■ JOB
Give the number of lines below that contain the word "convention", and nothing else.

[Stored data]

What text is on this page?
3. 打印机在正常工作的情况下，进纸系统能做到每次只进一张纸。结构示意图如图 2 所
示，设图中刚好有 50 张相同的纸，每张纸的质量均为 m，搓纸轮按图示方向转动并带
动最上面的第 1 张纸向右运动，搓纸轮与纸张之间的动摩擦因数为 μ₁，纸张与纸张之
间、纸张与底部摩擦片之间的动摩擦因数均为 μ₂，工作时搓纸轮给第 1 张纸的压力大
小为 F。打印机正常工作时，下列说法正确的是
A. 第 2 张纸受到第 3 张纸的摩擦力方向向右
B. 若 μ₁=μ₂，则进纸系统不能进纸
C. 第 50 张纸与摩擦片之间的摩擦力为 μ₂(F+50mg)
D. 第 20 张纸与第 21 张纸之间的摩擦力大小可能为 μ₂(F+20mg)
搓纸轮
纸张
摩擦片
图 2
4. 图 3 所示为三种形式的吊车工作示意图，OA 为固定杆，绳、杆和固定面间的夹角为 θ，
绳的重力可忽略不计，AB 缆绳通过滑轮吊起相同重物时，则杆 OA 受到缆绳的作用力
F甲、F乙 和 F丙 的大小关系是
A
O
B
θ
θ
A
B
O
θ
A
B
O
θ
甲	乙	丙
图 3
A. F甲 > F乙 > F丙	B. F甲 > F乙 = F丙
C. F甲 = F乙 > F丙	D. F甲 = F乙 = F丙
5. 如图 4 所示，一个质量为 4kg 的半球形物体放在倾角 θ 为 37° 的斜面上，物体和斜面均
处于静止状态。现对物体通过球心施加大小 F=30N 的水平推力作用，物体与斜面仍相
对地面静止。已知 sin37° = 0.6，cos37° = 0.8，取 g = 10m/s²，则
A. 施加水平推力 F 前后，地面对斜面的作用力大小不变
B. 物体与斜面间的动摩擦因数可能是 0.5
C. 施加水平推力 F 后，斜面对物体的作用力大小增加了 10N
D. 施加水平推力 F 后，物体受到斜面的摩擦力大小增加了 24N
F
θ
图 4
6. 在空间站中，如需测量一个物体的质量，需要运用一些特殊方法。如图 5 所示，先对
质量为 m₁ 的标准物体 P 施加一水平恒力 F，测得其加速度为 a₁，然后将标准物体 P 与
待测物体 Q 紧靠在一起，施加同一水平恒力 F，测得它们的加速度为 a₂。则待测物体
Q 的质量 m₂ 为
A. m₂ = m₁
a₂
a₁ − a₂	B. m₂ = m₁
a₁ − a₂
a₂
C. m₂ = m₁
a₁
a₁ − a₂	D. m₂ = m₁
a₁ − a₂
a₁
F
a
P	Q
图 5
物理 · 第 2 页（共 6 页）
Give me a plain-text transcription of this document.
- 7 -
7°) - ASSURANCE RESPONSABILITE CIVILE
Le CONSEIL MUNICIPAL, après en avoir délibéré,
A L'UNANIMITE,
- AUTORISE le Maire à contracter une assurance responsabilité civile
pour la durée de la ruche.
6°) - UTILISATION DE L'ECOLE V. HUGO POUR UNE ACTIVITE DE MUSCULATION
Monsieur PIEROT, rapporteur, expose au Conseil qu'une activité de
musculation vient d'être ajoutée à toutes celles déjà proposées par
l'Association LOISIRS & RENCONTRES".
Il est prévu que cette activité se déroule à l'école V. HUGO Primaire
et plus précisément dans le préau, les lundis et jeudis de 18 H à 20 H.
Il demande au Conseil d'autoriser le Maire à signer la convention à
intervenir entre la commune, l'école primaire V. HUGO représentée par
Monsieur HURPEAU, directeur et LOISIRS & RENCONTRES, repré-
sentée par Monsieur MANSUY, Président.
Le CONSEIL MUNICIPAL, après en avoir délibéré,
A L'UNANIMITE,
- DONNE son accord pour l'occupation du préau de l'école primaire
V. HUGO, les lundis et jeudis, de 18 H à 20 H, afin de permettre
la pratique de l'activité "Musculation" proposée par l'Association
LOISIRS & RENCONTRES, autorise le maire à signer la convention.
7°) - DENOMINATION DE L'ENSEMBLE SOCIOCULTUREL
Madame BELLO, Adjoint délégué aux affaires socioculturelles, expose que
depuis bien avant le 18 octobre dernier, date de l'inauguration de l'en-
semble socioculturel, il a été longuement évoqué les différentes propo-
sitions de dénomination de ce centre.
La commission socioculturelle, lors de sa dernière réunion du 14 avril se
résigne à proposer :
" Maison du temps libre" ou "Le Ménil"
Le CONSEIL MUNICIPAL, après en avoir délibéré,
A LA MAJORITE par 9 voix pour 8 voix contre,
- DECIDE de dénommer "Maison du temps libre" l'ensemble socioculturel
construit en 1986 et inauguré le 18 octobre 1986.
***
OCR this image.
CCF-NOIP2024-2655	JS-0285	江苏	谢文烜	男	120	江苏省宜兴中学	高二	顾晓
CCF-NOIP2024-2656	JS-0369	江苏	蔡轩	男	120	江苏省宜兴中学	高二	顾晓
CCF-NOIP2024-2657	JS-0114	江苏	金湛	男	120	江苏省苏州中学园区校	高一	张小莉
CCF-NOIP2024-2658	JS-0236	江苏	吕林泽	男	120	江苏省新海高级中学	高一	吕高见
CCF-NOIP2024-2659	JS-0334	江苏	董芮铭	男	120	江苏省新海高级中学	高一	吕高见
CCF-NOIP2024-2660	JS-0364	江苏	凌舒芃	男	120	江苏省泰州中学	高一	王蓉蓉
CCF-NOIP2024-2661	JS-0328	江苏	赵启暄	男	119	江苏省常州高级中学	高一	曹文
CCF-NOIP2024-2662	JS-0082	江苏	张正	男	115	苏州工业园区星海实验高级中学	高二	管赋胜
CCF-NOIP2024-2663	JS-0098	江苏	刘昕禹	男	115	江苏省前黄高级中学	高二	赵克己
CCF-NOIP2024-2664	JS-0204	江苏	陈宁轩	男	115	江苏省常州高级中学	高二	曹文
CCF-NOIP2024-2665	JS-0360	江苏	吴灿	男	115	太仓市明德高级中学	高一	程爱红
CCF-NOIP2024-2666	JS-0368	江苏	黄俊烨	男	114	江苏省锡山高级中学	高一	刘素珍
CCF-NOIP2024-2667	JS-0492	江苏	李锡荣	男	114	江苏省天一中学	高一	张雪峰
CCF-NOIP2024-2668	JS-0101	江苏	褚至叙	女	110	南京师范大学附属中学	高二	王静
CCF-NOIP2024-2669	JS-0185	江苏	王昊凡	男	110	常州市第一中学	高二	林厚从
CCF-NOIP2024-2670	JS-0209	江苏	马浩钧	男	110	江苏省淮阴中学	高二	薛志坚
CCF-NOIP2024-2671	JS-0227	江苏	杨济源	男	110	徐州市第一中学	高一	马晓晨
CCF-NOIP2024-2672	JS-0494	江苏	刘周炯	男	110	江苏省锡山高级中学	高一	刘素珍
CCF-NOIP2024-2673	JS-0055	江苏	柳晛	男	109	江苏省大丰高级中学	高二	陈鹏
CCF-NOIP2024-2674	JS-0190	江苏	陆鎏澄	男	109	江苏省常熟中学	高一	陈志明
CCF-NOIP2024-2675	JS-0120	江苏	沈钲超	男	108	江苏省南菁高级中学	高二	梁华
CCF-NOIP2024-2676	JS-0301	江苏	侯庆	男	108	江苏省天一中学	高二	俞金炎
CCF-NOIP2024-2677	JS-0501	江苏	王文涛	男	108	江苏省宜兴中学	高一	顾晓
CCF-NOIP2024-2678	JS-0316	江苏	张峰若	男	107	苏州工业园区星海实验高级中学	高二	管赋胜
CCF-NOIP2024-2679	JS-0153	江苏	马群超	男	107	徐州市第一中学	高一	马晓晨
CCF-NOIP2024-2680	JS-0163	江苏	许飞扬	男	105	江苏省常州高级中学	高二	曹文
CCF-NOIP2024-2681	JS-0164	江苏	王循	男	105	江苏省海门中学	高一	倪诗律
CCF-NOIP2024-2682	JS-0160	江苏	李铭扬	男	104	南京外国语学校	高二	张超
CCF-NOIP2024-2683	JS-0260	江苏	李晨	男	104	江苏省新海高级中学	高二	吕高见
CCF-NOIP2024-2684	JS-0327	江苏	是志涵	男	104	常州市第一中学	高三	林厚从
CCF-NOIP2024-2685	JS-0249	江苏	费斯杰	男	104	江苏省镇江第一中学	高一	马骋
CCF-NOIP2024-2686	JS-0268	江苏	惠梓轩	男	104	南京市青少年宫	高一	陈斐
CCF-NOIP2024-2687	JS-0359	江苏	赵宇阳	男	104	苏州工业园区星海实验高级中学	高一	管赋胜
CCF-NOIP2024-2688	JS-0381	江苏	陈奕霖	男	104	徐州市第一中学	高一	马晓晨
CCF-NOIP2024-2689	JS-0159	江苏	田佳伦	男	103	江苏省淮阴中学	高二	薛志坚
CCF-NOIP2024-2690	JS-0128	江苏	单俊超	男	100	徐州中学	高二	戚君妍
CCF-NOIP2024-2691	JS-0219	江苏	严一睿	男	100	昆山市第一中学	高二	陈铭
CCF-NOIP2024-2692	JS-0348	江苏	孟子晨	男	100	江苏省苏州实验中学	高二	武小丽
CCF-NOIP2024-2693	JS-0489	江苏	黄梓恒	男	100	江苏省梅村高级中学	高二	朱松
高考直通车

■ SOLUTION TO THE EXERCISE
2